*What is being asked*
Copy the data that follows exactly. Include no pictures.
^^^^
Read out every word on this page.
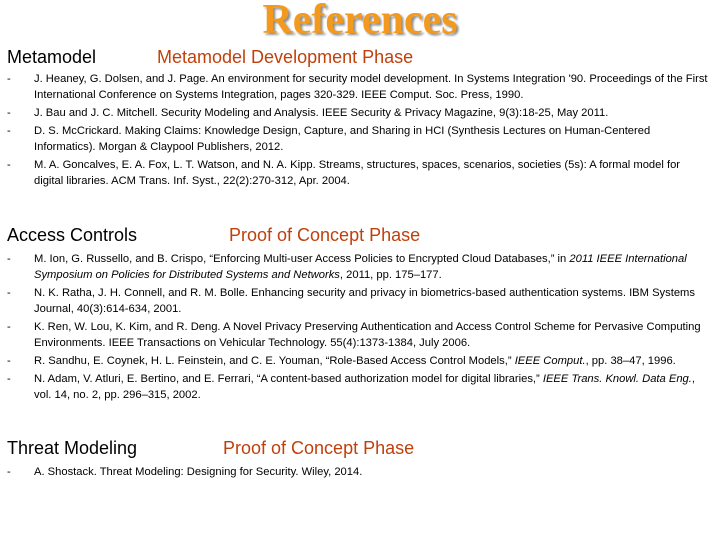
References
Metamodel	Metamodel Development Phase
- J. Heaney, G. Dolsen, and J. Page. An environment for security model development. In Systems Integration '90. Proceedings of the First International Conference on Systems Integration, pages 320-329. IEEE Comput. Soc. Press, 1990.
- J. Bau and J. C. Mitchell. Security Modeling and Analysis. IEEE Security & Privacy Magazine, 9(3):18-25, May 2011.
- D. S. McCrickard. Making Claims: Knowledge Design, Capture, and Sharing in HCI (Synthesis Lectures on Human-Centered Informatics). Morgan & Claypool Publishers, 2012.
- M. A. Goncalves, E. A. Fox, L. T. Watson, and N. A. Kipp. Streams, structures, spaces, scenarios, societies (5s): A formal model for digital libraries. ACM Trans. Inf. Syst., 22(2):270-312, Apr. 2004.
Access Controls	Proof of Concept Phase
- M. Ion, G. Russello, and B. Crispo, “Enforcing Multi-user Access Policies to Encrypted Cloud Databases,” in 2011 IEEE International Symposium on Policies for Distributed Systems and Networks, 2011, pp. 175–177.
- N. K. Ratha, J. H. Connell, and R. M. Bolle. Enhancing security and privacy in biometrics-based authentication systems. IBM Systems Journal, 40(3):614-634, 2001.
- K. Ren, W. Lou, K. Kim, and R. Deng. A Novel Privacy Preserving Authentication and Access Control Scheme for Pervasive Computing Environments. IEEE Transactions on Vehicular Technology. 55(4):1373-1384, July 2006.
- R. Sandhu, E. Coynek, H. L. Feinstein, and C. E. Youman, “Role-Based Access Control Models,” IEEE Comput., pp. 38–47, 1996.
- N. Adam, V. Atluri, E. Bertino, and E. Ferrari, “A content-based authorization model for digital libraries,” IEEE Trans. Knowl. Data Eng., vol. 14, no. 2, pp. 296–315, 2002.
Threat Modeling	Proof of Concept Phase
- A. Shostack. Threat Modeling: Designing for Security. Wiley, 2014.
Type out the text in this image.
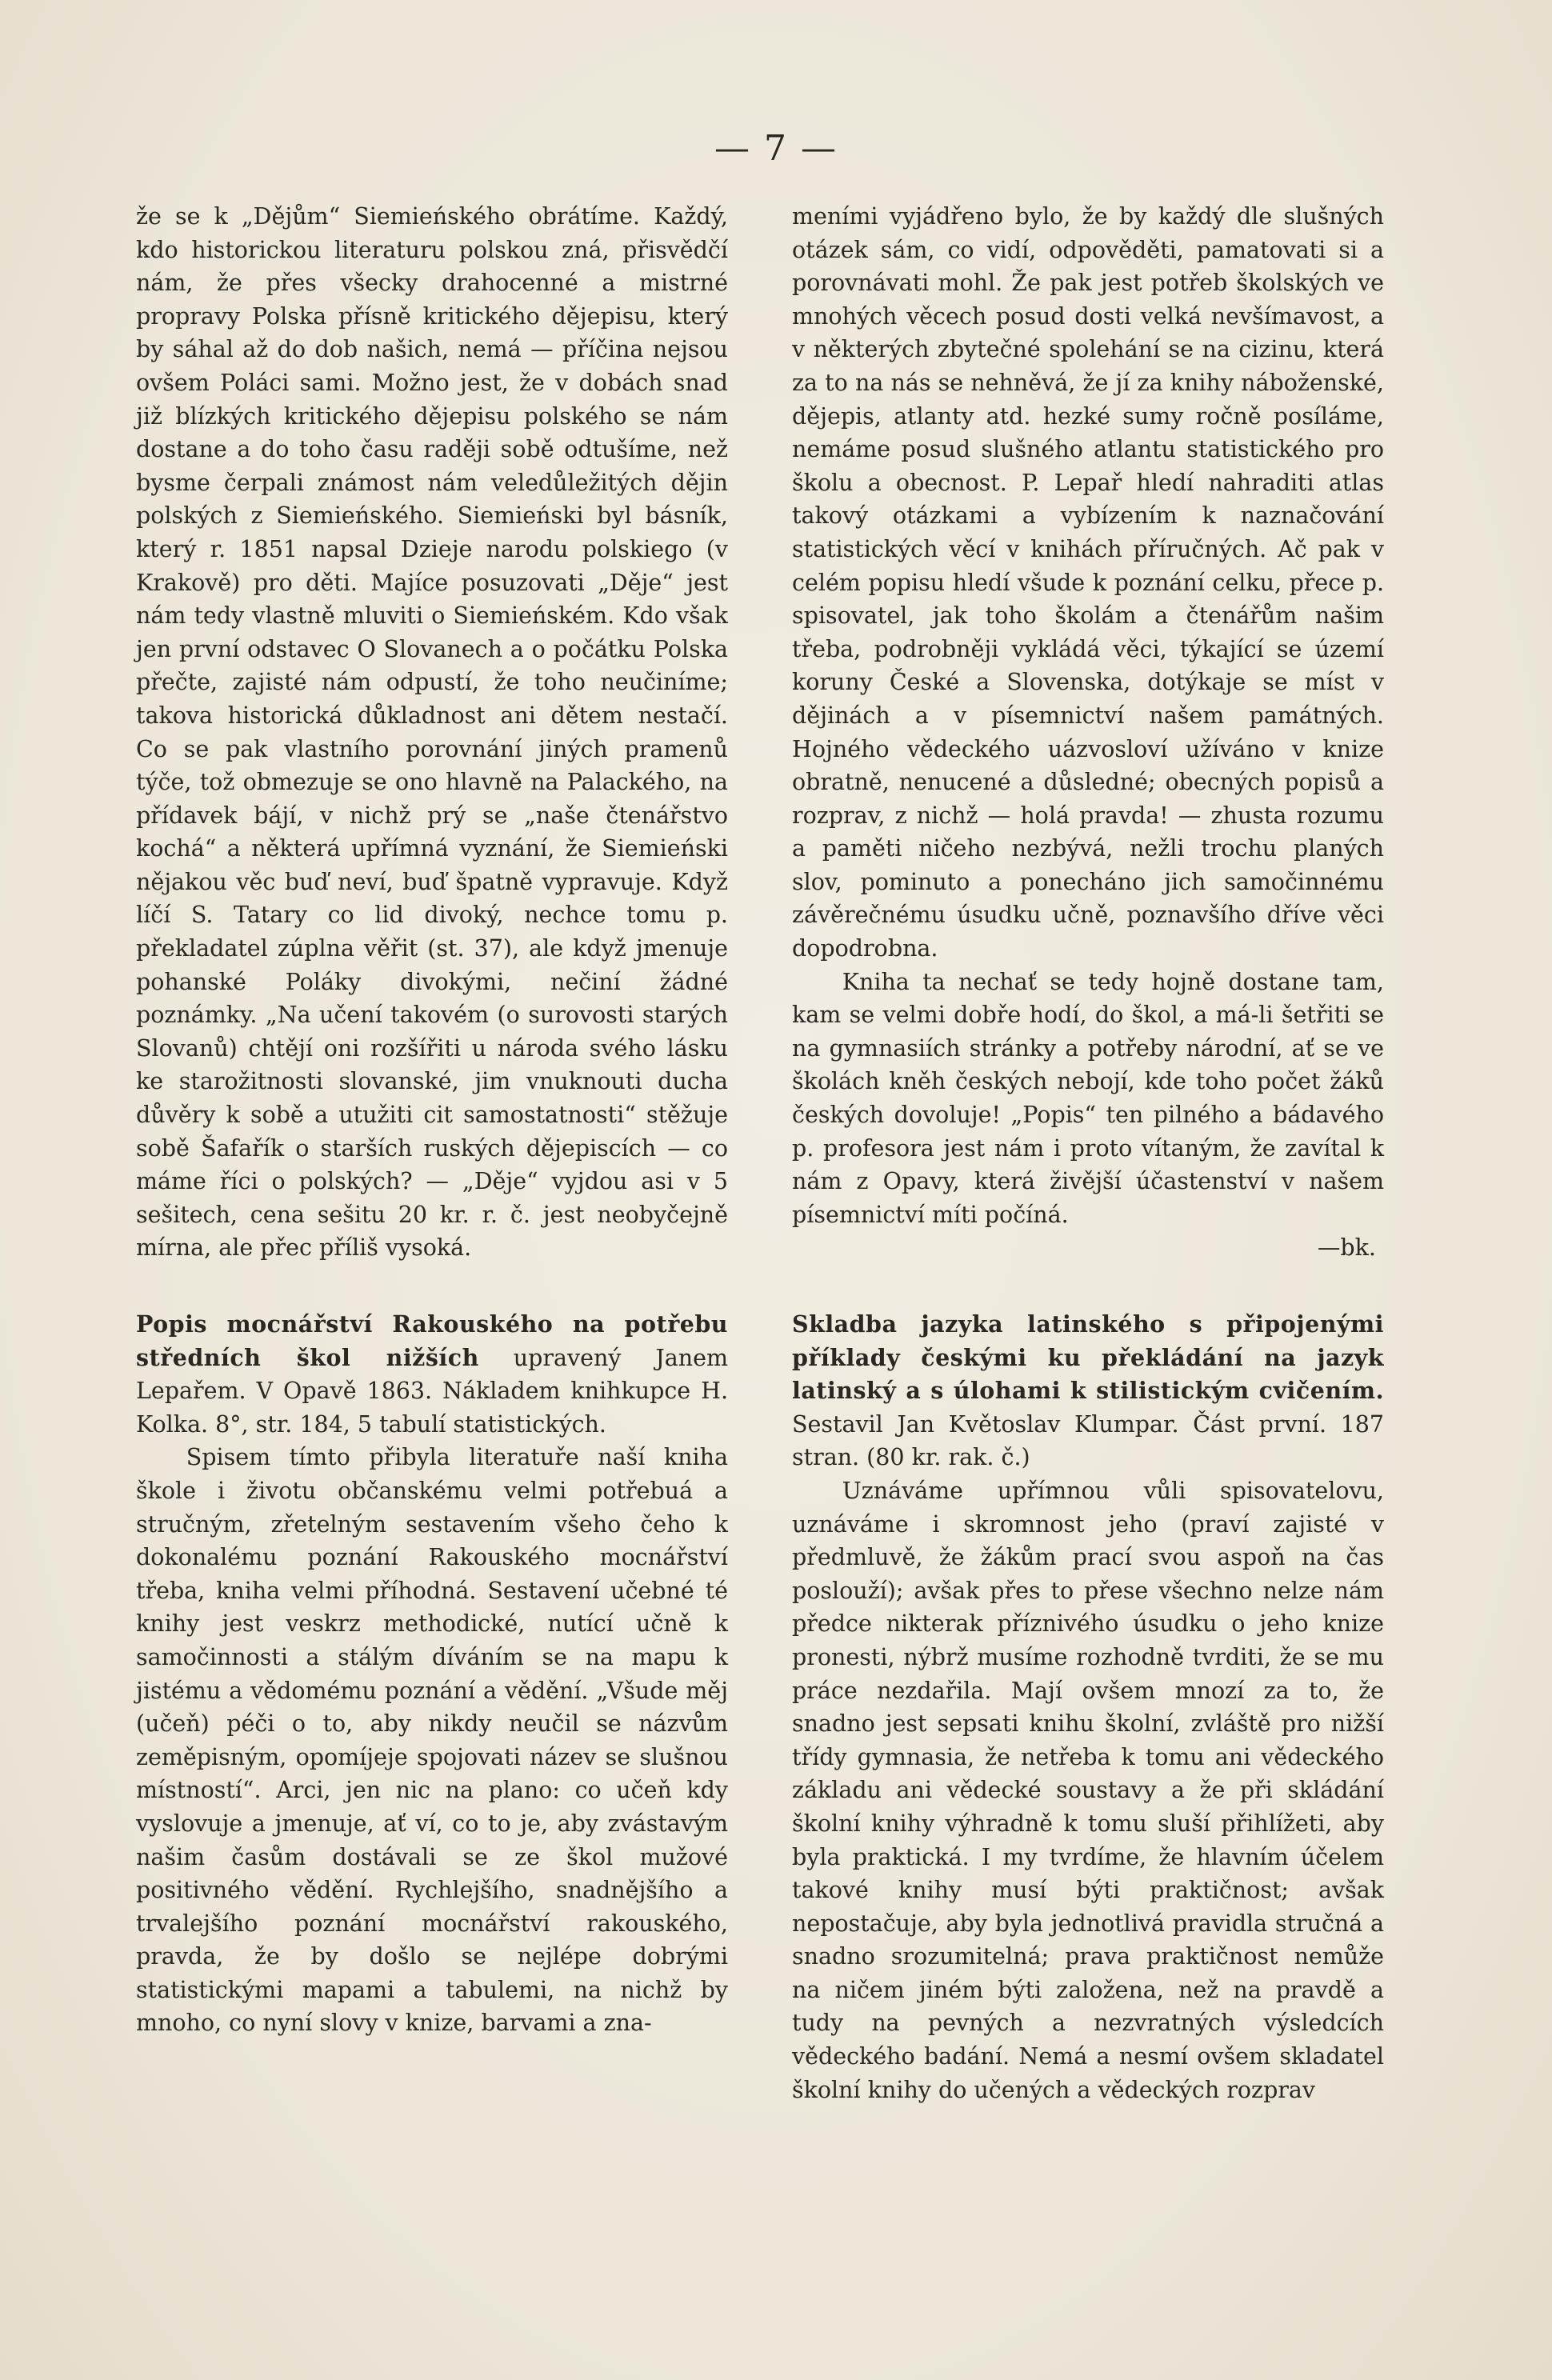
— 7 —

že se k „Dějům“ Siemieńského obrátíme. Každý, kdo historickou literaturu polskou zná, přisvědčí nám, že přes všecky drahocenné a mistrné propravy Polska přísně kritického dějepisu, který by sáhal až do dob našich, nemá — příčina nejsou ovšem Poláci sami. Možno jest, že v dobách snad již blízkých kritického dějepisu polského se nám dostane a do toho času raději sobě odtušíme, než bysme čerpali známost nám veledůležitých dějin polských z Siemieńského. Siemieński byl básník, který r. 1851 napsal Dzieje narodu polskiego (v Krakově) pro děti. Majíce posuzovati „Děje“ jest nám tedy vlastně mluviti o Siemieńském. Kdo však jen první odstavec O Slovanech a o počátku Polska přečte, zajisté nám odpustí, že toho neučiníme; takova historická důkladnost ani dětem nestačí. Co se pak vlastního porovnání jiných pramenů týče, tož obmezuje se ono hlavně na Palackého, na přídavek bájí, v nichž prý se „naše čtenářstvo kochá“ a některá upřímná vyznání, že Siemieński nějakou věc buď neví, buď špatně vypravuje. Když líčí S. Tatary co lid divoký, nechce tomu p. překladatel zúplna věřit (st. 37), ale když jmenuje pohanské Poláky divokými, nečiní žádné poznámky. „Na učení takovém (o surovosti starých Slovanů) chtějí oni rozšířiti u národa svého lásku ke starožitnosti slovanské, jim vnuknouti ducha důvěry k sobě a utužiti cit samostatnosti“ stěžuje sobě Šafařík o starších ruských dějepiscích — co máme říci o polských? — „Děje“ vyjdou asi v 5 sešitech, cena sešitu 20 kr. r. č. jest neobyčejně mírna, ale přec příliš vysoká.

Popis mocnářství Rakouského na potřebu středních škol nižších upravený Janem Lepařem. V Opavě 1863. Nákladem knihkupce H. Kolka. 8°, str. 184, 5 tabulí statistických.

Spisem tímto přibyla literatuře naší kniha škole i životu občanskému velmi potřebuá a stručným, zřetelným sestavením všeho čeho k dokonalému poznání Rakouského mocnářství třeba, kniha velmi příhodná. Sestavení učebné té knihy jest veskrz methodické, nutící učně k samočinnosti a stálým díváním se na mapu k jistému a vědomému poznání a vědění. „Všude měj (učeň) péči o to, aby nikdy neučil se názvům zeměpisným, opomíjeje spojovati název se slušnou místností“. Arci, jen nic na plano: co učeň kdy vyslovuje a jmenuje, ať ví, co to je, aby zvástavým našim časům dostávali se ze škol mužové positivného vědění. Rychlejšího, snadnějšího a trvalejšího poznání mocnářství rakouského, pravda, že by došlo se nejlépe dobrými statistickými mapami a tabulemi, na nichž by mnoho, co nyní slovy v knize, barvami a zna-

meními vyjádřeno bylo, že by každý dle slušných otázek sám, co vidí, odpověděti, pamatovati si a porovnávati mohl. Že pak jest potřeb školských ve mnohých věcech posud dosti velká nevšímavost, a v některých zbytečné spolehání se na cizinu, která za to na nás se nehněvá, že jí za knihy náboženské, dějepis, atlanty atd. hezké sumy ročně posíláme, nemáme posud slušného atlantu statistického pro školu a obecnost. P. Lepař hledí nahraditi atlas takový otázkami a vybízením k naznačování statistických věcí v knihách příručných. Ač pak v celém popisu hledí všude k poznání celku, přece p. spisovatel, jak toho školám a čtenářům našim třeba, podrobněji vykládá věci, týkající se území koruny České a Slovenska, dotýkaje se míst v dějinách a v písemnictví našem památných. Hojného vědeckého uázvosloví užíváno v knize obratně, nenucené a důsledné; obecných popisů a rozprav, z nichž — holá pravda! — zhusta rozumu a paměti ničeho nezbývá, nežli trochu planých slov, pominuto a ponecháno jich samočinnému závěrečnému úsudku učně, poznavšího dříve věci dopodrobna.

Kniha ta nechať se tedy hojně dostane tam, kam se velmi dobře hodí, do škol, a má-li šetřiti se na gymnasiích stránky a potřeby národní, ať se ve školách kněh českých nebojí, kde toho počet žáků českých dovoluje! „Popis“ ten pilného a bádavého p. profesora jest nám i proto vítaným, že zavítal k nám z Opavy, která živější účastenství v našem písemnictví míti počíná.

—bk.

Skladba jazyka latinského s připojenými příklady českými ku překládání na jazyk latinský a s úlohami k stilistickým cvičením. Sestavil Jan Květoslav Klumpar. Část první. 187 stran. (80 kr. rak. č.)

Uznáváme upřímnou vůli spisovatelovu, uznáváme i skromnost jeho (praví zajisté v předmluvě, že žákům prací svou aspoň na čas poslouží); avšak přes to přese všechno nelze nám předce nikterak příznivého úsudku o jeho knize pronesti, nýbrž musíme rozhodně tvrditi, že se mu práce nezdařila. Mají ovšem mnozí za to, že snadno jest sepsati knihu školní, zvláště pro nižší třídy gymnasia, že netřeba k tomu ani vědeckého základu ani vědecké soustavy a že při skládání školní knihy výhradně k tomu sluší přihlížeti, aby byla praktická. I my tvrdíme, že hlavním účelem takové knihy musí býti praktičnost; avšak nepostačuje, aby byla jednotlivá pravidla stručná a snadno srozumitelná; prava praktičnost nemůže na ničem jiném býti založena, než na pravdě a tudy na pevných a nezvratných výsledcích vědeckého badání. Nemá a nesmí ovšem skladatel školní knihy do učených a vědeckých rozprav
^^^^
*Response*
Read out every word on this page.
References
Metamodel	Metamodel Development Phase
- J. Heaney, G. Dolsen, and J. Page. An environment for security model development. In Systems Integration '90. Proceedings of the First International Conference on Systems Integration, pages 320-329. IEEE Comput. Soc. Press, 1990.
- J. Bau and J. C. Mitchell. Security Modeling and Analysis. IEEE Security & Privacy Magazine, 9(3):18-25, May 2011.
- D. S. McCrickard. Making Claims: Knowledge Design, Capture, and Sharing in HCI (Synthesis Lectures on Human-Centered Informatics). Morgan & Claypool Publishers, 2012.
- M. A. Goncalves, E. A. Fox, L. T. Watson, and N. A. Kipp. Streams, structures, spaces, scenarios, societies (5s): A formal model for digital libraries. ACM Trans. Inf. Syst., 22(2):270-312, Apr. 2004.
Access Controls	Proof of Concept Phase
- M. Ion, G. Russello, and B. Crispo, “Enforcing Multi-user Access Policies to Encrypted Cloud Databases,” in 2011 IEEE International Symposium on Policies for Distributed Systems and Networks, 2011, pp. 175–177.
- N. K. Ratha, J. H. Connell, and R. M. Bolle. Enhancing security and privacy in biometrics-based authentication systems. IBM Systems Journal, 40(3):614-634, 2001.
- K. Ren, W. Lou, K. Kim, and R. Deng. A Novel Privacy Preserving Authentication and Access Control Scheme for Pervasive Computing Environments. IEEE Transactions on Vehicular Technology. 55(4):1373-1384, July 2006.
- R. Sandhu, E. Coynek, H. L. Feinstein, and C. E. Youman, “Role-Based Access Control Models,” IEEE Comput., pp. 38–47, 1996.
- N. Adam, V. Atluri, E. Bertino, and E. Ferrari, “A content-based authorization model for digital libraries,” IEEE Trans. Knowl. Data Eng., vol. 14, no. 2, pp. 296–315, 2002.
Threat Modeling	Proof of Concept Phase
- A. Shostack. Threat Modeling: Designing for Security. Wiley, 2014.
Type out the text in this image.
— 7 —

že se k „Dějům“ Siemieńského obrátíme. Každý, kdo historickou literaturu polskou zná, přisvědčí nám, že přes všecky drahocenné a mistrné propravy Polska přísně kritického dějepisu, který by sáhal až do dob našich, nemá — příčina nejsou ovšem Poláci sami. Možno jest, že v dobách snad již blízkých kritického dějepisu polského se nám dostane a do toho času raději sobě odtušíme, než bysme čerpali známost nám veledůležitých dějin polských z Siemieńského. Siemieński byl básník, který r. 1851 napsal Dzieje narodu polskiego (v Krakově) pro děti. Majíce posuzovati „Děje“ jest nám tedy vlastně mluviti o Siemieńském. Kdo však jen první odstavec O Slovanech a o počátku Polska přečte, zajisté nám odpustí, že toho neučiníme; takova historická důkladnost ani dětem nestačí. Co se pak vlastního porovnání jiných pramenů týče, tož obmezuje se ono hlavně na Palackého, na přídavek bájí, v nichž prý se „naše čtenářstvo kochá“ a některá upřímná vyznání, že Siemieński nějakou věc buď neví, buď špatně vypravuje. Když líčí S. Tatary co lid divoký, nechce tomu p. překladatel zúplna věřit (st. 37), ale když jmenuje pohanské Poláky divokými, nečiní žádné poznámky. „Na učení takovém (o surovosti starých Slovanů) chtějí oni rozšířiti u národa svého lásku ke starožitnosti slovanské, jim vnuknouti ducha důvěry k sobě a utužiti cit samostatnosti“ stěžuje sobě Šafařík o starších ruských dějepiscích — co máme říci o polských? — „Děje“ vyjdou asi v 5 sešitech, cena sešitu 20 kr. r. č. jest neobyčejně mírna, ale přec příliš vysoká.

Popis mocnářství Rakouského na potřebu středních škol nižších upravený Janem Lepařem. V Opavě 1863. Nákladem knihkupce H. Kolka. 8°, str. 184, 5 tabulí statistických.

Spisem tímto přibyla literatuře naší kniha škole i životu občanskému velmi potřebuá a stručným, zřetelným sestavením všeho čeho k dokonalému poznání Rakouského mocnářství třeba, kniha velmi příhodná. Sestavení učebné té knihy jest veskrz methodické, nutící učně k samočinnosti a stálým díváním se na mapu k jistému a vědomému poznání a vědění. „Všude měj (učeň) péči o to, aby nikdy neučil se názvům zeměpisným, opomíjeje spojovati název se slušnou místností“. Arci, jen nic na plano: co učeň kdy vyslovuje a jmenuje, ať ví, co to je, aby zvástavým našim časům dostávali se ze škol mužové positivného vědění. Rychlejšího, snadnějšího a trvalejšího poznání mocnářství rakouského, pravda, že by došlo se nejlépe dobrými statistickými mapami a tabulemi, na nichž by mnoho, co nyní slovy v knize, barvami a zna-

meními vyjádřeno bylo, že by každý dle slušných otázek sám, co vidí, odpověděti, pamatovati si a porovnávati mohl. Že pak jest potřeb školských ve mnohých věcech posud dosti velká nevšímavost, a v některých zbytečné spolehání se na cizinu, která za to na nás se nehněvá, že jí za knihy náboženské, dějepis, atlanty atd. hezké sumy ročně posíláme, nemáme posud slušného atlantu statistického pro školu a obecnost. P. Lepař hledí nahraditi atlas takový otázkami a vybízením k naznačování statistických věcí v knihách příručných. Ač pak v celém popisu hledí všude k poznání celku, přece p. spisovatel, jak toho školám a čtenářům našim třeba, podrobněji vykládá věci, týkající se území koruny České a Slovenska, dotýkaje se míst v dějinách a v písemnictví našem památných. Hojného vědeckého uázvosloví užíváno v knize obratně, nenucené a důsledné; obecných popisů a rozprav, z nichž — holá pravda! — zhusta rozumu a paměti ničeho nezbývá, nežli trochu planých slov, pominuto a ponecháno jich samočinnému závěrečnému úsudku učně, poznavšího dříve věci dopodrobna.

Kniha ta nechať se tedy hojně dostane tam, kam se velmi dobře hodí, do škol, a má-li šetřiti se na gymnasiích stránky a potřeby národní, ať se ve školách kněh českých nebojí, kde toho počet žáků českých dovoluje! „Popis“ ten pilného a bádavého p. profesora jest nám i proto vítaným, že zavítal k nám z Opavy, která živější účastenství v našem písemnictví míti počíná.

—bk.

Skladba jazyka latinského s připojenými příklady českými ku překládání na jazyk latinský a s úlohami k stilistickým cvičením. Sestavil Jan Květoslav Klumpar. Část první. 187 stran. (80 kr. rak. č.)

Uznáváme upřímnou vůli spisovatelovu, uznáváme i skromnost jeho (praví zajisté v předmluvě, že žákům prací svou aspoň na čas poslouží); avšak přes to přese všechno nelze nám předce nikterak příznivého úsudku o jeho knize pronesti, nýbrž musíme rozhodně tvrditi, že se mu práce nezdařila. Mají ovšem mnozí za to, že snadno jest sepsati knihu školní, zvláště pro nižší třídy gymnasia, že netřeba k tomu ani vědeckého základu ani vědecké soustavy a že při skládání školní knihy výhradně k tomu sluší přihlížeti, aby byla praktická. I my tvrdíme, že hlavním účelem takové knihy musí býti praktičnost; avšak nepostačuje, aby byla jednotlivá pravidla stručná a snadno srozumitelná; prava praktičnost nemůže na ničem jiném býti založena, než na pravdě a tudy na pevných a nezvratných výsledcích vědeckého badání. Nemá a nesmí ovšem skladatel školní knihy do učených a vědeckých rozprav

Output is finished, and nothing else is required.